> _Work to complete_
Convert the records, starting with the first line and going on through the line that contains "- data-point-lamost: [854, 288, 872, 306]", into a JSON list of strings with one string per line and no blank lines.

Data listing
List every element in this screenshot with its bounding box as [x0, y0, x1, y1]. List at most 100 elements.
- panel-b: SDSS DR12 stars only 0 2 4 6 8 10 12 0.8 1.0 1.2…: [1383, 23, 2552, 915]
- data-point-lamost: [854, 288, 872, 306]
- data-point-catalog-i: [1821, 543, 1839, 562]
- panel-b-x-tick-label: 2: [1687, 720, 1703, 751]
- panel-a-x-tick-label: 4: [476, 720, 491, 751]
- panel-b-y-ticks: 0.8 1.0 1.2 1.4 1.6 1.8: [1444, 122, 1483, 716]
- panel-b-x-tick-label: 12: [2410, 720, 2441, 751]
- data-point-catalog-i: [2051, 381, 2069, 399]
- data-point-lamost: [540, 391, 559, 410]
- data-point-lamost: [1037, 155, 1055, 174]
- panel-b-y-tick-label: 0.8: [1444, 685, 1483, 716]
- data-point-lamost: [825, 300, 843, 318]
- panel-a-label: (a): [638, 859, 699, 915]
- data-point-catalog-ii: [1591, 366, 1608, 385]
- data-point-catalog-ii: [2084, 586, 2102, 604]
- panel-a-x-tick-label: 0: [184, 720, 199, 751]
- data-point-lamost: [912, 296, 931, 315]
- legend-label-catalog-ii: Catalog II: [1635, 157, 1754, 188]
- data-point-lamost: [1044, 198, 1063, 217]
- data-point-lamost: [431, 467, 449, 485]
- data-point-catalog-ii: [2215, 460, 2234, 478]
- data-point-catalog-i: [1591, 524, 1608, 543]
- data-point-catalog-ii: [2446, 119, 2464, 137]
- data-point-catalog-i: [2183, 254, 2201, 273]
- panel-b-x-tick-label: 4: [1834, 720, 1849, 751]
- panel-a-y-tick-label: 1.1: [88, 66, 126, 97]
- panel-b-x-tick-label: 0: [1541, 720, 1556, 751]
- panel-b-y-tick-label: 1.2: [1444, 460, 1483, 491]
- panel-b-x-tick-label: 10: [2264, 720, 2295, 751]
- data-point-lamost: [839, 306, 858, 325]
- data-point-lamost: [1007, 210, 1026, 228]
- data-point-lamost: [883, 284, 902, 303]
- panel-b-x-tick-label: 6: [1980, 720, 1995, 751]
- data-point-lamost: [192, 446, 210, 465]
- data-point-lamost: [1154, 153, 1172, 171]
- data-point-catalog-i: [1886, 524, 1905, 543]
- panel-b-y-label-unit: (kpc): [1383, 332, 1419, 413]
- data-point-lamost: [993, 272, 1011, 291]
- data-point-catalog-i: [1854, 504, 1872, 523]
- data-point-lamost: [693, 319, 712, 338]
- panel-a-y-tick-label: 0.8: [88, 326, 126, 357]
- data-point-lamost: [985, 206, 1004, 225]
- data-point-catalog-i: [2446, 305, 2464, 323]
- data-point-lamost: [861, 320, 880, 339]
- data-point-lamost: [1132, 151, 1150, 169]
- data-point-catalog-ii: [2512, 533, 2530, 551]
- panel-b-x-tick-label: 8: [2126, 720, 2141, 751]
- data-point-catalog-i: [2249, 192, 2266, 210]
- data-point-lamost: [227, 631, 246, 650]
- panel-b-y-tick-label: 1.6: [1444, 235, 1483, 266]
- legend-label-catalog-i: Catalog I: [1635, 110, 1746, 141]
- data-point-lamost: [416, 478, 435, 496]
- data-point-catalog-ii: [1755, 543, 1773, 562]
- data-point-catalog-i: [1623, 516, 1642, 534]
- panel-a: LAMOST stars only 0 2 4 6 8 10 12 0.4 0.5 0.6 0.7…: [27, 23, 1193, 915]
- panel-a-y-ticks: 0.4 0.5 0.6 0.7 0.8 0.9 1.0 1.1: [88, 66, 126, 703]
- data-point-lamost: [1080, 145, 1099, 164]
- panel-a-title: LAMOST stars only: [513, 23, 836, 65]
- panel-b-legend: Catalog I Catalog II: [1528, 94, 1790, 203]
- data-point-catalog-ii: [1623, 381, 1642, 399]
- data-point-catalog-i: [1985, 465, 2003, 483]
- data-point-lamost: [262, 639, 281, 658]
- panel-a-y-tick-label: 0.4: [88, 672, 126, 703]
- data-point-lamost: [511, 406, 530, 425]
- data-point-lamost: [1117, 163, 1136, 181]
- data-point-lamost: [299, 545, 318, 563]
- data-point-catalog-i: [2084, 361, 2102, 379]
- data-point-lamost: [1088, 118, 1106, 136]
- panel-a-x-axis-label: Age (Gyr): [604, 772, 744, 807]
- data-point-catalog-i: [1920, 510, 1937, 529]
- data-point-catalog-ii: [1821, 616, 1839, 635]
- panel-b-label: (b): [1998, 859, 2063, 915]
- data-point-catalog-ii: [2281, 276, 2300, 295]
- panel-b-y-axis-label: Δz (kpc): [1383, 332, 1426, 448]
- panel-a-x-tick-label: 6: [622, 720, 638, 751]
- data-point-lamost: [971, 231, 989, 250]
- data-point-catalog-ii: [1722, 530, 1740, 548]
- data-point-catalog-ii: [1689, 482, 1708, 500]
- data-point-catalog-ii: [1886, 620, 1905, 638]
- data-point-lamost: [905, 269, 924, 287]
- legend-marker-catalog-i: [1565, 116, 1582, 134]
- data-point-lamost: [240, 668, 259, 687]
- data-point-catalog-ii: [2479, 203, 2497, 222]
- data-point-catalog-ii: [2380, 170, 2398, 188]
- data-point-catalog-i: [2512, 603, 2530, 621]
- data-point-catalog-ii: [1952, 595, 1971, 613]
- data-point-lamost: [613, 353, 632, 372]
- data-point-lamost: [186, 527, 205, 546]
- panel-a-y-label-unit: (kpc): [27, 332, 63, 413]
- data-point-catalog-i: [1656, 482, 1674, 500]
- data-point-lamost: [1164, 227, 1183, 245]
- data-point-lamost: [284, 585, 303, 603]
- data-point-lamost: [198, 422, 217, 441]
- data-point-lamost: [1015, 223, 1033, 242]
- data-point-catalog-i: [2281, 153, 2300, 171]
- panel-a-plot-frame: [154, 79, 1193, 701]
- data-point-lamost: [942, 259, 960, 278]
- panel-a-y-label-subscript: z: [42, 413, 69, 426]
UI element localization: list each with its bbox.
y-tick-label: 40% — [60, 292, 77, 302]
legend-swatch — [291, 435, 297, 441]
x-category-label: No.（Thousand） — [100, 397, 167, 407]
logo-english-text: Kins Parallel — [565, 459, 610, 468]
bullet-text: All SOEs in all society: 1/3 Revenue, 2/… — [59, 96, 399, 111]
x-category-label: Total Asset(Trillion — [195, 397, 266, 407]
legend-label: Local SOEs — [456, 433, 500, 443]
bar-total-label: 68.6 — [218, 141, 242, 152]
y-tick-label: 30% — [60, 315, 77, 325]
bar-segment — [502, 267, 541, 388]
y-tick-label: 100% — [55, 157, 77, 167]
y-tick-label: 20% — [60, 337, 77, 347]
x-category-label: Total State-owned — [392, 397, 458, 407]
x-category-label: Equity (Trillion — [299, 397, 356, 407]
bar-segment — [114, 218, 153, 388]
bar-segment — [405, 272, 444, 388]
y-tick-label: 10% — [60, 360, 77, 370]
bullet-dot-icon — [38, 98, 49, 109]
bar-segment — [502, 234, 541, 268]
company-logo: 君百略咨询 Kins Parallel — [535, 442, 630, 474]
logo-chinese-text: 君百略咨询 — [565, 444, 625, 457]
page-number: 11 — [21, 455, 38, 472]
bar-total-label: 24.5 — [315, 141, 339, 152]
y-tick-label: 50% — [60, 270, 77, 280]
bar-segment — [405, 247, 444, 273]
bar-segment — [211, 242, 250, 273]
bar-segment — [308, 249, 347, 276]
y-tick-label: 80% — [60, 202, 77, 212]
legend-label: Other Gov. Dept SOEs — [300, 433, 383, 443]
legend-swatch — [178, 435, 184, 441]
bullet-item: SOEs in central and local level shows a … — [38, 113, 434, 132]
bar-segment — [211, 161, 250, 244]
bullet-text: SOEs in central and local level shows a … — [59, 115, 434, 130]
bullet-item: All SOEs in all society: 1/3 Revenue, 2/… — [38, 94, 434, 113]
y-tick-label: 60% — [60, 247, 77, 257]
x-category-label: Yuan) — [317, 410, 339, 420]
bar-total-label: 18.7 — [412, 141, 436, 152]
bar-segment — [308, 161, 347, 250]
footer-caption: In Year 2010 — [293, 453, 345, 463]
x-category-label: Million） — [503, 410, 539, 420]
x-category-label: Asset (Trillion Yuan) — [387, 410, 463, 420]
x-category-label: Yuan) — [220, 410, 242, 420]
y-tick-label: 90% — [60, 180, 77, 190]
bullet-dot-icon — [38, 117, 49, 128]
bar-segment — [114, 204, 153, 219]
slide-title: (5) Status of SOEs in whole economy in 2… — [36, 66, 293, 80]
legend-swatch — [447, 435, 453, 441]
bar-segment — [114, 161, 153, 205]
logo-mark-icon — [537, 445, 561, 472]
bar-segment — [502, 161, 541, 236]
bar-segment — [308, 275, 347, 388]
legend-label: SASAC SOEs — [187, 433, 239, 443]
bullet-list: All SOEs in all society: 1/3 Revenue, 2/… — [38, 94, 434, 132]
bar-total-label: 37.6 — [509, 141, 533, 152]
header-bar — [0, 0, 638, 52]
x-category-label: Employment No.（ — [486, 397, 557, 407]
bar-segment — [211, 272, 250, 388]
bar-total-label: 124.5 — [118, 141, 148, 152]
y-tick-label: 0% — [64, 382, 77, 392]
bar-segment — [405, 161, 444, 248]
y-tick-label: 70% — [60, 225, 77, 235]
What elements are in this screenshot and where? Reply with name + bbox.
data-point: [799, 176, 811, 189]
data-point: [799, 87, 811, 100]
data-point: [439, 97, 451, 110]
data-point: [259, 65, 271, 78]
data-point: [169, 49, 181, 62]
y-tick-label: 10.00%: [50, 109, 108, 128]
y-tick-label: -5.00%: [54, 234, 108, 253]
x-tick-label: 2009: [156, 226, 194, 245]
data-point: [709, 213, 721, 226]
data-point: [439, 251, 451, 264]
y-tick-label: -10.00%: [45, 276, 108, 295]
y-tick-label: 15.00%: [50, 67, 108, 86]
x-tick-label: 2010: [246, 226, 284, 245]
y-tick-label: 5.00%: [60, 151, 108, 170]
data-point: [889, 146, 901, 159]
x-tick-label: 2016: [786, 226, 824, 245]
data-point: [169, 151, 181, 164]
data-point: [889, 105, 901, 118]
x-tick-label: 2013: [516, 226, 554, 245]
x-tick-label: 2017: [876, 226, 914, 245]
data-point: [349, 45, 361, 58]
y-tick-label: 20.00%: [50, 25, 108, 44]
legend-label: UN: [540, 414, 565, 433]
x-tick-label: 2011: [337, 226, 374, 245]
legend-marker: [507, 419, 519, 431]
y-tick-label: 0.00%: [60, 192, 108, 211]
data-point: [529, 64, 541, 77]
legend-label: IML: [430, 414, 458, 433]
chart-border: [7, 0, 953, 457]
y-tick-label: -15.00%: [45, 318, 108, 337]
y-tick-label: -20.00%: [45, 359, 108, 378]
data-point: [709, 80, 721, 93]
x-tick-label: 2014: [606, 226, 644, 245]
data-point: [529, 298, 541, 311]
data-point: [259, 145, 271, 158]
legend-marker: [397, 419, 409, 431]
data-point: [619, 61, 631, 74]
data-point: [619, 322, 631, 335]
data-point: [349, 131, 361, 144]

> _Result of the exercise_
[
  "List every element in this screenshot with its bounding box as [x0, y0, x1, y1]. List at most 100 elements.",
  "- panel-b: SDSS DR12 stars only 0 2 4 6 8 10 12 0.8 1.0 1.2…: [1383, 23, 2552, 915]",
  "- data-point-lamost: [854, 288, 872, 306]"
]